• Exercise objective
Pick out all lines with the word "name" from the records that follow.

[Records contained in a dataset]

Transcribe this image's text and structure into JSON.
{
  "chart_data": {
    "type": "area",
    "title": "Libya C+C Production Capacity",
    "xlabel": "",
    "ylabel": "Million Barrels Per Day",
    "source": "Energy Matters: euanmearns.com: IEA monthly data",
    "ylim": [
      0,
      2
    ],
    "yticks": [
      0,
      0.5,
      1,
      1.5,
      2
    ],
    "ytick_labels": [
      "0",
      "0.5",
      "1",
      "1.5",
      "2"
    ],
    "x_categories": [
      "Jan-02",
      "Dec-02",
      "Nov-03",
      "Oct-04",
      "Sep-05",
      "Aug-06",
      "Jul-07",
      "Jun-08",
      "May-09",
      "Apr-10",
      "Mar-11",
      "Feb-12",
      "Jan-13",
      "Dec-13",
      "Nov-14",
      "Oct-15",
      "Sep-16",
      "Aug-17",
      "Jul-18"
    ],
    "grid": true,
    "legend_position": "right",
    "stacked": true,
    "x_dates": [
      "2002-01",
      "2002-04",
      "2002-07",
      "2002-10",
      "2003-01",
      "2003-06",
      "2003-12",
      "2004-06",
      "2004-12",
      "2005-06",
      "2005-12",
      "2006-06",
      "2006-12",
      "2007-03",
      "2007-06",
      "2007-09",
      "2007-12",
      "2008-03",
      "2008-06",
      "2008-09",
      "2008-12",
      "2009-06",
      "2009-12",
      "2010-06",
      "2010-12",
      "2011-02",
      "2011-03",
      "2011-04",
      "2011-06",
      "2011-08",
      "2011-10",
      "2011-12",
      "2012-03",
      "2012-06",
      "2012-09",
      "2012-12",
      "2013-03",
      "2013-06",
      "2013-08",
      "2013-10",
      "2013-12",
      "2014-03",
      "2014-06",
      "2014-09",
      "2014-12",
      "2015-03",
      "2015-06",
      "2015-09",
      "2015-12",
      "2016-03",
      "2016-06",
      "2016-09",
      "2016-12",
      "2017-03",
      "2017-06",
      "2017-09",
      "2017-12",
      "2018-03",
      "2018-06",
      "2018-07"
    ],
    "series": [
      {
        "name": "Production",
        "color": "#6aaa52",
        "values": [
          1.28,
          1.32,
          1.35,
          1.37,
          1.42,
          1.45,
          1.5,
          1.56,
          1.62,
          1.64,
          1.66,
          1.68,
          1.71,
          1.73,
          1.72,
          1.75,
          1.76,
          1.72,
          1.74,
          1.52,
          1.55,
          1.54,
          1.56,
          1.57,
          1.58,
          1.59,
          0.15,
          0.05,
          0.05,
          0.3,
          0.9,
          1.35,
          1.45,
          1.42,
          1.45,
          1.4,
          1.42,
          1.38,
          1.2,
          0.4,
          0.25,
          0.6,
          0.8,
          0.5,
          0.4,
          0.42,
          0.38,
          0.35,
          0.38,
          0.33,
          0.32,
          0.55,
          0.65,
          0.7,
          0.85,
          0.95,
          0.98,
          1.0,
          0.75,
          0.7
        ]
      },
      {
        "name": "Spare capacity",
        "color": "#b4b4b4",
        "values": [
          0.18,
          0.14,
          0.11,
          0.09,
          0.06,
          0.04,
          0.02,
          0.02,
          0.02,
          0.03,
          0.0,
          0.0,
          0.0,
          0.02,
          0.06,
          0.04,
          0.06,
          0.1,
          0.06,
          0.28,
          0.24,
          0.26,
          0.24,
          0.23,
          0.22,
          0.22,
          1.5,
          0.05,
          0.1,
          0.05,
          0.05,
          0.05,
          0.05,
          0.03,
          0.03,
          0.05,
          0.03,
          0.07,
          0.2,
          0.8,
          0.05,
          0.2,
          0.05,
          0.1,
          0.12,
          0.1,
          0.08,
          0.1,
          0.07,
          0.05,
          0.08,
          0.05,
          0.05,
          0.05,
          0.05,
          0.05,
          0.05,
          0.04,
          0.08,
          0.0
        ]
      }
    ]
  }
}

• Exercise output
        "name": "Production",
        "name": "Spare capacity",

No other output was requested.